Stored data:
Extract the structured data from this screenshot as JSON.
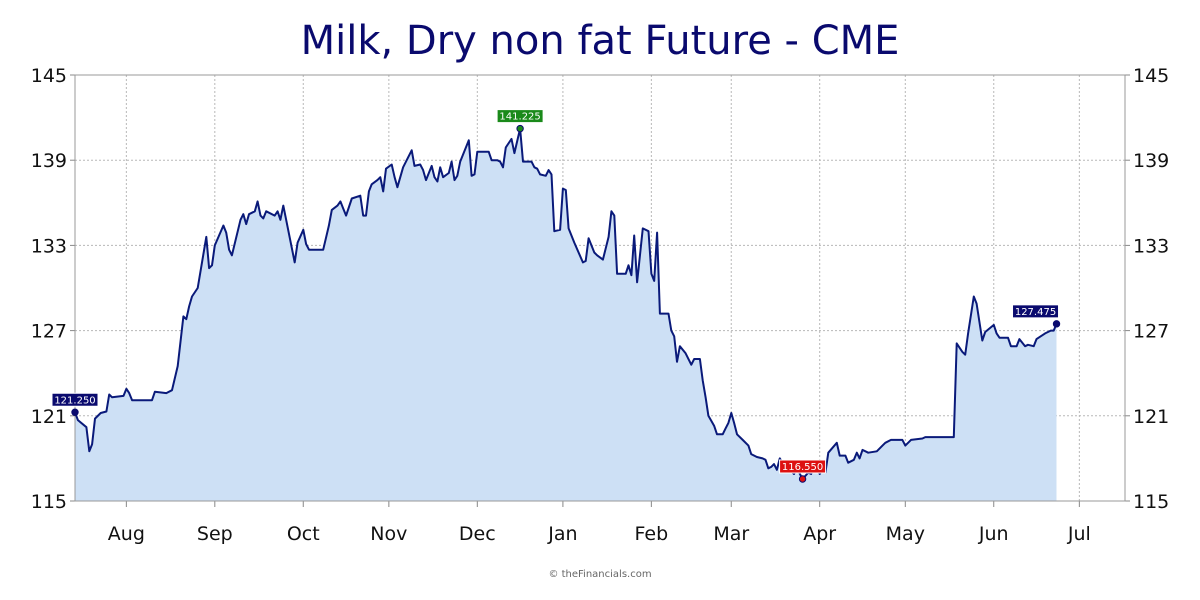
{
  "credit": "© theFinancials.com",
  "colors": {
    "title": "#0a0a6e",
    "line": "#0a1a7a",
    "fill": "#cde0f5",
    "grid": "#b8b8b8",
    "start_label": "#0a0a6e",
    "high_label": "#1a8a1a",
    "low_label": "#dd1111",
    "end_label": "#0a0a6e"
  },
  "chart_data": {
    "type": "area",
    "title": "Milk, Dry non fat Future - CME",
    "xlabel": "",
    "ylabel": "",
    "ylim": [
      115,
      145
    ],
    "yticks": [
      115,
      121,
      127,
      133,
      139,
      145
    ],
    "x_tick_labels": [
      "Aug",
      "Sep",
      "Oct",
      "Nov",
      "Dec",
      "Jan",
      "Feb",
      "Mar",
      "Apr",
      "May",
      "Jun",
      "Jul"
    ],
    "x_tick_days": [
      18,
      49,
      80,
      110,
      141,
      171,
      202,
      230,
      261,
      291,
      322,
      352
    ],
    "x_range_days": [
      0,
      368
    ],
    "grid": true,
    "series": [
      {
        "values_by_day": [
          [
            0,
            121.25
          ],
          [
            1,
            120.7
          ],
          [
            4,
            120.2
          ],
          [
            5,
            118.5
          ],
          [
            6,
            119.0
          ],
          [
            7,
            120.8
          ],
          [
            9,
            121.2
          ],
          [
            11,
            121.3
          ],
          [
            12,
            122.5
          ],
          [
            13,
            122.3
          ],
          [
            17,
            122.4
          ],
          [
            18,
            122.9
          ],
          [
            19,
            122.6
          ],
          [
            20,
            122.1
          ],
          [
            27,
            122.1
          ],
          [
            28,
            122.7
          ],
          [
            32,
            122.6
          ],
          [
            34,
            122.8
          ],
          [
            36,
            124.5
          ],
          [
            38,
            128.0
          ],
          [
            39,
            127.8
          ],
          [
            40,
            128.7
          ],
          [
            41,
            129.4
          ],
          [
            43,
            130.0
          ],
          [
            46,
            133.6
          ],
          [
            47,
            131.4
          ],
          [
            48,
            131.6
          ],
          [
            49,
            133.0
          ],
          [
            52,
            134.4
          ],
          [
            53,
            133.9
          ],
          [
            54,
            132.7
          ],
          [
            55,
            132.3
          ],
          [
            58,
            134.8
          ],
          [
            59,
            135.2
          ],
          [
            60,
            134.5
          ],
          [
            61,
            135.2
          ],
          [
            63,
            135.4
          ],
          [
            64,
            136.1
          ],
          [
            65,
            135.1
          ],
          [
            66,
            134.9
          ],
          [
            67,
            135.4
          ],
          [
            70,
            135.1
          ],
          [
            71,
            135.4
          ],
          [
            72,
            134.8
          ],
          [
            73,
            135.8
          ],
          [
            77,
            131.8
          ],
          [
            78,
            133.2
          ],
          [
            80,
            134.1
          ],
          [
            81,
            133.1
          ],
          [
            82,
            132.7
          ],
          [
            87,
            132.7
          ],
          [
            89,
            134.4
          ],
          [
            90,
            135.5
          ],
          [
            92,
            135.8
          ],
          [
            93,
            136.1
          ],
          [
            94,
            135.6
          ],
          [
            95,
            135.1
          ],
          [
            97,
            136.3
          ],
          [
            100,
            136.5
          ],
          [
            101,
            135.1
          ],
          [
            102,
            135.1
          ],
          [
            103,
            136.8
          ],
          [
            104,
            137.3
          ],
          [
            106,
            137.6
          ],
          [
            107,
            137.8
          ],
          [
            108,
            136.8
          ],
          [
            109,
            138.4
          ],
          [
            111,
            138.7
          ],
          [
            112,
            137.8
          ],
          [
            113,
            137.1
          ],
          [
            115,
            138.5
          ],
          [
            116,
            138.9
          ],
          [
            118,
            139.7
          ],
          [
            119,
            138.6
          ],
          [
            121,
            138.7
          ],
          [
            122,
            138.3
          ],
          [
            123,
            137.6
          ],
          [
            125,
            138.6
          ],
          [
            126,
            137.8
          ],
          [
            127,
            137.5
          ],
          [
            128,
            138.5
          ],
          [
            129,
            137.8
          ],
          [
            131,
            138.1
          ],
          [
            132,
            138.9
          ],
          [
            133,
            137.6
          ],
          [
            134,
            137.9
          ],
          [
            135,
            138.9
          ],
          [
            138,
            140.4
          ],
          [
            139,
            137.9
          ],
          [
            140,
            138.0
          ],
          [
            141,
            139.6
          ],
          [
            145,
            139.6
          ],
          [
            146,
            139.0
          ],
          [
            148,
            139.0
          ],
          [
            149,
            138.9
          ],
          [
            150,
            138.5
          ],
          [
            151,
            139.9
          ],
          [
            153,
            140.5
          ],
          [
            154,
            139.5
          ],
          [
            156,
            141.225
          ],
          [
            157,
            138.9
          ],
          [
            160,
            138.9
          ],
          [
            161,
            138.5
          ],
          [
            162,
            138.4
          ],
          [
            163,
            138.0
          ],
          [
            165,
            137.9
          ],
          [
            166,
            138.3
          ],
          [
            167,
            138.0
          ],
          [
            168,
            134.0
          ],
          [
            170,
            134.1
          ],
          [
            171,
            137.0
          ],
          [
            172,
            136.9
          ],
          [
            173,
            134.2
          ],
          [
            175,
            133.2
          ],
          [
            178,
            131.8
          ],
          [
            179,
            131.9
          ],
          [
            180,
            133.5
          ],
          [
            182,
            132.5
          ],
          [
            183,
            132.3
          ],
          [
            185,
            132.0
          ],
          [
            187,
            133.6
          ],
          [
            188,
            135.4
          ],
          [
            189,
            135.1
          ],
          [
            190,
            131.0
          ],
          [
            193,
            131.0
          ],
          [
            194,
            131.6
          ],
          [
            195,
            130.9
          ],
          [
            196,
            133.7
          ],
          [
            197,
            130.4
          ],
          [
            199,
            134.2
          ],
          [
            201,
            134.0
          ],
          [
            202,
            131.0
          ],
          [
            203,
            130.5
          ],
          [
            204,
            133.9
          ],
          [
            205,
            128.2
          ],
          [
            208,
            128.2
          ],
          [
            209,
            127.0
          ],
          [
            210,
            126.6
          ],
          [
            211,
            124.8
          ],
          [
            212,
            125.9
          ],
          [
            214,
            125.4
          ],
          [
            216,
            124.6
          ],
          [
            217,
            125.0
          ],
          [
            219,
            125.0
          ],
          [
            220,
            123.5
          ],
          [
            221,
            122.3
          ],
          [
            222,
            121.0
          ],
          [
            224,
            120.3
          ],
          [
            225,
            119.7
          ],
          [
            227,
            119.7
          ],
          [
            228,
            120.1
          ],
          [
            229,
            120.5
          ],
          [
            230,
            121.2
          ],
          [
            231,
            120.5
          ],
          [
            232,
            119.7
          ],
          [
            234,
            119.3
          ],
          [
            236,
            118.9
          ],
          [
            237,
            118.3
          ],
          [
            239,
            118.1
          ],
          [
            241,
            118.0
          ],
          [
            242,
            117.9
          ],
          [
            243,
            117.3
          ],
          [
            244,
            117.4
          ],
          [
            245,
            117.6
          ],
          [
            246,
            117.2
          ],
          [
            247,
            118.0
          ],
          [
            249,
            117.4
          ],
          [
            250,
            117.3
          ],
          [
            252,
            116.9
          ],
          [
            253,
            117.3
          ],
          [
            255,
            116.55
          ],
          [
            257,
            117.0
          ],
          [
            258,
            116.9
          ],
          [
            259,
            117.4
          ],
          [
            260,
            117.4
          ],
          [
            261,
            116.9
          ],
          [
            262,
            117.2
          ],
          [
            263,
            117.0
          ],
          [
            264,
            118.4
          ],
          [
            267,
            119.1
          ],
          [
            268,
            118.2
          ],
          [
            270,
            118.2
          ],
          [
            271,
            117.7
          ],
          [
            273,
            117.9
          ],
          [
            274,
            118.4
          ],
          [
            275,
            118.0
          ],
          [
            276,
            118.6
          ],
          [
            278,
            118.4
          ],
          [
            281,
            118.5
          ],
          [
            283,
            118.9
          ],
          [
            284,
            119.1
          ],
          [
            286,
            119.3
          ],
          [
            290,
            119.3
          ],
          [
            291,
            118.9
          ],
          [
            293,
            119.3
          ],
          [
            297,
            119.4
          ],
          [
            298,
            119.5
          ],
          [
            302,
            119.5
          ],
          [
            308,
            119.5
          ],
          [
            309,
            126.1
          ],
          [
            311,
            125.5
          ],
          [
            312,
            125.3
          ],
          [
            313,
            126.8
          ],
          [
            315,
            129.4
          ],
          [
            316,
            128.9
          ],
          [
            318,
            126.3
          ],
          [
            319,
            126.9
          ],
          [
            322,
            127.4
          ],
          [
            323,
            126.8
          ],
          [
            324,
            126.5
          ],
          [
            327,
            126.5
          ],
          [
            328,
            125.9
          ],
          [
            330,
            125.9
          ],
          [
            331,
            126.4
          ],
          [
            333,
            125.9
          ],
          [
            334,
            126.0
          ],
          [
            336,
            125.9
          ],
          [
            337,
            126.4
          ],
          [
            340,
            126.8
          ],
          [
            342,
            127.0
          ],
          [
            343,
            127.0
          ],
          [
            344,
            127.475
          ]
        ]
      }
    ],
    "data_labels": [
      {
        "kind": "start",
        "day": 0,
        "value": 121.25,
        "text": "121.250"
      },
      {
        "kind": "high",
        "day": 156,
        "value": 141.225,
        "text": "141.225"
      },
      {
        "kind": "low",
        "day": 255,
        "value": 116.55,
        "text": "116.550"
      },
      {
        "kind": "end",
        "day": 344,
        "value": 127.475,
        "text": "127.475"
      }
    ]
  }
}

▸ **EXERCISE OBJECTIVE**
Copy each line in the data that holds the word "kind".

▸ **WRITTEN RESPONSE**
        "kind": "start",
        "kind": "high",
        "kind": "low",
        "kind": "end",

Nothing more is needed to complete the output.